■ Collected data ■
-*-

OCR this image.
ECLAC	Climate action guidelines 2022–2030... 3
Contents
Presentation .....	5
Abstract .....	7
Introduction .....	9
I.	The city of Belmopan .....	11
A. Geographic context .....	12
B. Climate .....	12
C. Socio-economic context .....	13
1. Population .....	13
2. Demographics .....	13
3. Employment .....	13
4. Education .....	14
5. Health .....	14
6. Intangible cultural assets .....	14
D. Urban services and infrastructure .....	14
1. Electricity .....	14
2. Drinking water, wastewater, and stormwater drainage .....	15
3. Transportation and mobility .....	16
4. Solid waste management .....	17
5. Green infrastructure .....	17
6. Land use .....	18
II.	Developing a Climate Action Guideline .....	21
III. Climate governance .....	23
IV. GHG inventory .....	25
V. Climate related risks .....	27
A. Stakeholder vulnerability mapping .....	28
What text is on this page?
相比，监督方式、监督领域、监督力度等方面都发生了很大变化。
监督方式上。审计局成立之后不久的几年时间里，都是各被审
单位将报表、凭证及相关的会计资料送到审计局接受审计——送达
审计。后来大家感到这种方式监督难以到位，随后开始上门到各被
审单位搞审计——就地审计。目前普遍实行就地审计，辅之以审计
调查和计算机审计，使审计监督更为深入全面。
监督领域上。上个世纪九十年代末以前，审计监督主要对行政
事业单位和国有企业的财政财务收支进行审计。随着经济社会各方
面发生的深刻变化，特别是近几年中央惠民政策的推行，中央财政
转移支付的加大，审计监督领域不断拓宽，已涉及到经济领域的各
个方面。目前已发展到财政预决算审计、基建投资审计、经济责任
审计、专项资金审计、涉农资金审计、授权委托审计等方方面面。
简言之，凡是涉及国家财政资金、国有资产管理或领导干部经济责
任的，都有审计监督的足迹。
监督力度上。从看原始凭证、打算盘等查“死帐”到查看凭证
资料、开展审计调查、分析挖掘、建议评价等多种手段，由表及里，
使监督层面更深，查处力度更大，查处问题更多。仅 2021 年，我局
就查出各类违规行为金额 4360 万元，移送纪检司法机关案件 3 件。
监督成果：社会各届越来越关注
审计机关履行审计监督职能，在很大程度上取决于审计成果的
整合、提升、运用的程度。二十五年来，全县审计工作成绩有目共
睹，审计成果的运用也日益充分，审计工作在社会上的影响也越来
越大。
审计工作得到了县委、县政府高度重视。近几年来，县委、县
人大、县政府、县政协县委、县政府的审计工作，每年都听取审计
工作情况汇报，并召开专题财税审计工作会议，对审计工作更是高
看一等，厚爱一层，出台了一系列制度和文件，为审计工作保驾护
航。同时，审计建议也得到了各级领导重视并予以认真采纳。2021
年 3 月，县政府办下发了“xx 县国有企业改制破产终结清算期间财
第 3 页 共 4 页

-*-

■ GOAL OF THE EXERCISE ■
Show the lines of the records that include the string "Climate".

■ WRITTEN REPLY ■
ECLAC	Climate action guidelines 2022–2030... 3
B. Climate .....	12
II.	Developing a Climate Action Guideline .....	21
III. Climate governance .....	23
V. Climate related risks .....	27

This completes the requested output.